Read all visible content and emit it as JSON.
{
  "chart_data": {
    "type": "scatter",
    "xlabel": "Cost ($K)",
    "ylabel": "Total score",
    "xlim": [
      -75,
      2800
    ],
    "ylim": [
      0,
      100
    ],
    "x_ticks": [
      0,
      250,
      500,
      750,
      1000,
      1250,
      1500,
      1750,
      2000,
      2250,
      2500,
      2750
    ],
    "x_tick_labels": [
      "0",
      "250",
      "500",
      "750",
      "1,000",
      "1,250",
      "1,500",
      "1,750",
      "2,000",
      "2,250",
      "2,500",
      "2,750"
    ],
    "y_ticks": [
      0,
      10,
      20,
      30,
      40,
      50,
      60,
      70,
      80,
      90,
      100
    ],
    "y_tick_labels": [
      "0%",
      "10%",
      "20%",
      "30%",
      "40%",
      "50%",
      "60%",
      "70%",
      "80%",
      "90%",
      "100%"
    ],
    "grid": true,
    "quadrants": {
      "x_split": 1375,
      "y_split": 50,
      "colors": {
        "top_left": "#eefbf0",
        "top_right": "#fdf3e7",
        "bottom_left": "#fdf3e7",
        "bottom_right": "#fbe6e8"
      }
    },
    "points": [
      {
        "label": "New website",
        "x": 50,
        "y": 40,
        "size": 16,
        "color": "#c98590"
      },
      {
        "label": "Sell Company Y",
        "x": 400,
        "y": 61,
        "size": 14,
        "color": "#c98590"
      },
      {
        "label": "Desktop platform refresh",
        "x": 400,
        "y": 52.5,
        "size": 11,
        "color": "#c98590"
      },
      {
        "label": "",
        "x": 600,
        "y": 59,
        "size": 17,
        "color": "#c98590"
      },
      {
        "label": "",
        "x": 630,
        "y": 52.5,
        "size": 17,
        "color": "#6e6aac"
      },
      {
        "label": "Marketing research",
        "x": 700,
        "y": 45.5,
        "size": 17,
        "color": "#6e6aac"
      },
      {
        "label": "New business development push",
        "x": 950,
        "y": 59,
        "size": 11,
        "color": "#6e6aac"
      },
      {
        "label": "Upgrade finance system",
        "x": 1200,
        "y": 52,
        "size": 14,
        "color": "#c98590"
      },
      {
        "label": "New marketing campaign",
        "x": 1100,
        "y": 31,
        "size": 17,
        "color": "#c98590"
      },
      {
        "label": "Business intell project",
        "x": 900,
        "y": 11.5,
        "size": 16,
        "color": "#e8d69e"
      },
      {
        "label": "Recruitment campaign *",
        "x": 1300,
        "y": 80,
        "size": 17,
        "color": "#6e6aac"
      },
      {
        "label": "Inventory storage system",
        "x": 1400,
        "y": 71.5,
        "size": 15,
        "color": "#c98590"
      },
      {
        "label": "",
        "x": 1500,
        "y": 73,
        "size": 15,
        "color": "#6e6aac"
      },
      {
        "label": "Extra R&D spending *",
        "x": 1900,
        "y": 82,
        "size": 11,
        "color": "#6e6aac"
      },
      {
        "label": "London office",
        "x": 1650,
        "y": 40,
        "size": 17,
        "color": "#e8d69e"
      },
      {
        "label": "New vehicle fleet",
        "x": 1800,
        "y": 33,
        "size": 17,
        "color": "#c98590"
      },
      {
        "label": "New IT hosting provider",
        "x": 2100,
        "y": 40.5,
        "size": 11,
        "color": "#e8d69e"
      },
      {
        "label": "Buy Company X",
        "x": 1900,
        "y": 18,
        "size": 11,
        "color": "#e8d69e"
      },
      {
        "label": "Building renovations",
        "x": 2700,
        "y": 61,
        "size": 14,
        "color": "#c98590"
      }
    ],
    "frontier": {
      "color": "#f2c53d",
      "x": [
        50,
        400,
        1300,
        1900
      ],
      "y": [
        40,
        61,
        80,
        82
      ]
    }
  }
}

Stated goal: Which lines in the records above contain the string "system"? Copy each one.

The result:
        "label": "Upgrade finance system",
        "label": "Inventory storage system",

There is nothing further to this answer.